:: Exercise input ::

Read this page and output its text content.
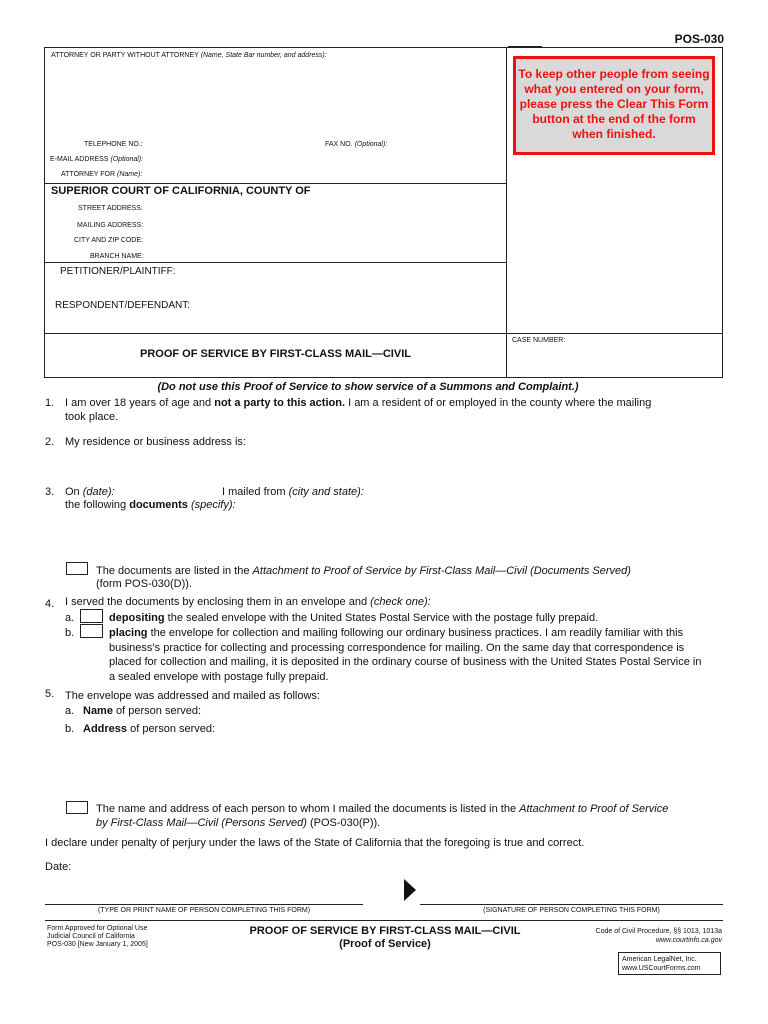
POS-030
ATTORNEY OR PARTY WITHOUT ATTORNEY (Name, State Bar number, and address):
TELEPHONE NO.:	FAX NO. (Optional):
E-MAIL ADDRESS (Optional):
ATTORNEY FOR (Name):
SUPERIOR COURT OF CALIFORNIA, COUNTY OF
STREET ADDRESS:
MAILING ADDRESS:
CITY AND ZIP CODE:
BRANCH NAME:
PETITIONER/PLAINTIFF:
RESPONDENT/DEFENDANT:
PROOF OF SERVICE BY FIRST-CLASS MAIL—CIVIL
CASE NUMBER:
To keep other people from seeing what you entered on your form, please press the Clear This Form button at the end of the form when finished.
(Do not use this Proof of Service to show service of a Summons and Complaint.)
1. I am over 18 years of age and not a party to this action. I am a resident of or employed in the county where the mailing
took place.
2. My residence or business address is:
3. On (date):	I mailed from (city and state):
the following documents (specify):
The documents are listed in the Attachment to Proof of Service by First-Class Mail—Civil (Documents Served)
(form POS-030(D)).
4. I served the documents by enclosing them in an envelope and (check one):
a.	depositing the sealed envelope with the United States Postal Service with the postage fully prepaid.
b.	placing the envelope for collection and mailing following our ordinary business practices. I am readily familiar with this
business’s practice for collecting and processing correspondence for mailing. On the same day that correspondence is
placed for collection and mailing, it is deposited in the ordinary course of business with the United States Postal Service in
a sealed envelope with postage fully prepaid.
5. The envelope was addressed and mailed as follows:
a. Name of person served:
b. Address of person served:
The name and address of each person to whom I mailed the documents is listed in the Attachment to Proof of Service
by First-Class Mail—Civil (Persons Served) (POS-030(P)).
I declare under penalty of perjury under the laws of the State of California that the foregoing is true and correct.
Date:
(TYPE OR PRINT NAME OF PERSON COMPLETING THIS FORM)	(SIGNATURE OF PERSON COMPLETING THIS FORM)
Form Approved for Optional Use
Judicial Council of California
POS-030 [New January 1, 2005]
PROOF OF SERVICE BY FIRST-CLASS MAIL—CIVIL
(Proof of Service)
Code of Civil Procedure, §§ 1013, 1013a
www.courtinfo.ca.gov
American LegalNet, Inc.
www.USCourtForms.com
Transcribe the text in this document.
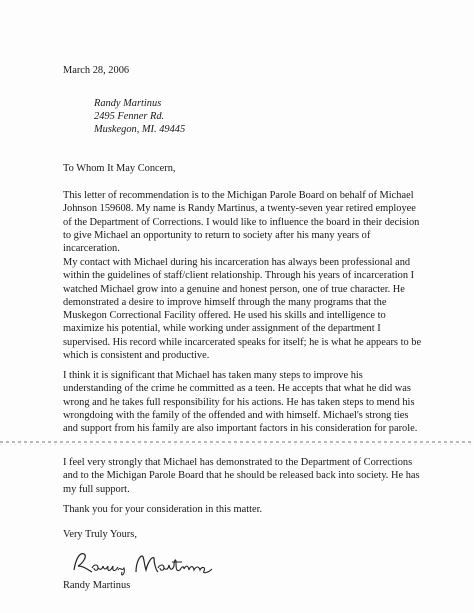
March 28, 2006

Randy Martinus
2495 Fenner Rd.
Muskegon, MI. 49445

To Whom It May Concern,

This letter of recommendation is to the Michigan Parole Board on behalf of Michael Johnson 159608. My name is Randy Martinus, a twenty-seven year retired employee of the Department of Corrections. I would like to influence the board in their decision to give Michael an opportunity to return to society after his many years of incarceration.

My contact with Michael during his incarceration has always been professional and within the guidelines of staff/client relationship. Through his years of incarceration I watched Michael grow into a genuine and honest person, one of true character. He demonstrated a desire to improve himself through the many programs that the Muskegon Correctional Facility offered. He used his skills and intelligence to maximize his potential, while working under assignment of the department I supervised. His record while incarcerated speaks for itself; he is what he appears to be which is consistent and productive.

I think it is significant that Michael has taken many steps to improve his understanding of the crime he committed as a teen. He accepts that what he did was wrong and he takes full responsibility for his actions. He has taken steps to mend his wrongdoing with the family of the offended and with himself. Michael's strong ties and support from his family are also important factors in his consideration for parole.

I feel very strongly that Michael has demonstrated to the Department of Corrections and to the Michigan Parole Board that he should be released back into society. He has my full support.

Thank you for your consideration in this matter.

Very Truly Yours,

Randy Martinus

:::

## What to do
Make an exact copy of the whole listing, but don't bring over any pictures.

## Answer to this task
Read this page and output its text content.
POS-030
ATTORNEY OR PARTY WITHOUT ATTORNEY (Name, State Bar number, and address):
TELEPHONE NO.:	FAX NO. (Optional):
E-MAIL ADDRESS (Optional):
ATTORNEY FOR (Name):
SUPERIOR COURT OF CALIFORNIA, COUNTY OF
STREET ADDRESS:
MAILING ADDRESS:
CITY AND ZIP CODE:
BRANCH NAME:
PETITIONER/PLAINTIFF:
RESPONDENT/DEFENDANT:
PROOF OF SERVICE BY FIRST-CLASS MAIL—CIVIL
CASE NUMBER:
To keep other people from seeing what you entered on your form, please press the Clear This Form button at the end of the form when finished.
(Do not use this Proof of Service to show service of a Summons and Complaint.)
1. I am over 18 years of age and not a party to this action. I am a resident of or employed in the county where the mailing
took place.
2. My residence or business address is:
3. On (date):	I mailed from (city and state):
the following documents (specify):
The documents are listed in the Attachment to Proof of Service by First-Class Mail—Civil (Documents Served)
(form POS-030(D)).
4. I served the documents by enclosing them in an envelope and (check one):
a.	depositing the sealed envelope with the United States Postal Service with the postage fully prepaid.
b.	placing the envelope for collection and mailing following our ordinary business practices. I am readily familiar with this
business’s practice for collecting and processing correspondence for mailing. On the same day that correspondence is
placed for collection and mailing, it is deposited in the ordinary course of business with the United States Postal Service in
a sealed envelope with postage fully prepaid.
5. The envelope was addressed and mailed as follows:
a. Name of person served:
b. Address of person served:
The name and address of each person to whom I mailed the documents is listed in the Attachment to Proof of Service
by First-Class Mail—Civil (Persons Served) (POS-030(P)).
I declare under penalty of perjury under the laws of the State of California that the foregoing is true and correct.
Date:
(TYPE OR PRINT NAME OF PERSON COMPLETING THIS FORM)	(SIGNATURE OF PERSON COMPLETING THIS FORM)
Form Approved for Optional Use
Judicial Council of California
POS-030 [New January 1, 2005]
PROOF OF SERVICE BY FIRST-CLASS MAIL—CIVIL
(Proof of Service)
Code of Civil Procedure, §§ 1013, 1013a
www.courtinfo.ca.gov
American LegalNet, Inc.
www.USCourtForms.com
Transcribe the text in this document.
March 28, 2006

Randy Martinus
2495 Fenner Rd.
Muskegon, MI. 49445

To Whom It May Concern,

This letter of recommendation is to the Michigan Parole Board on behalf of Michael Johnson 159608. My name is Randy Martinus, a twenty-seven year retired employee of the Department of Corrections. I would like to influence the board in their decision to give Michael an opportunity to return to society after his many years of incarceration.

My contact with Michael during his incarceration has always been professional and within the guidelines of staff/client relationship. Through his years of incarceration I watched Michael grow into a genuine and honest person, one of true character. He demonstrated a desire to improve himself through the many programs that the Muskegon Correctional Facility offered. He used his skills and intelligence to maximize his potential, while working under assignment of the department I supervised. His record while incarcerated speaks for itself; he is what he appears to be which is consistent and productive.

I think it is significant that Michael has taken many steps to improve his understanding of the crime he committed as a teen. He accepts that what he did was wrong and he takes full responsibility for his actions. He has taken steps to mend his wrongdoing with the family of the offended and with himself. Michael's strong ties and support from his family are also important factors in his consideration for parole.

I feel very strongly that Michael has demonstrated to the Department of Corrections and to the Michigan Parole Board that he should be released back into society. He has my full support.

Thank you for your consideration in this matter.

Very Truly Yours,

Randy Martinus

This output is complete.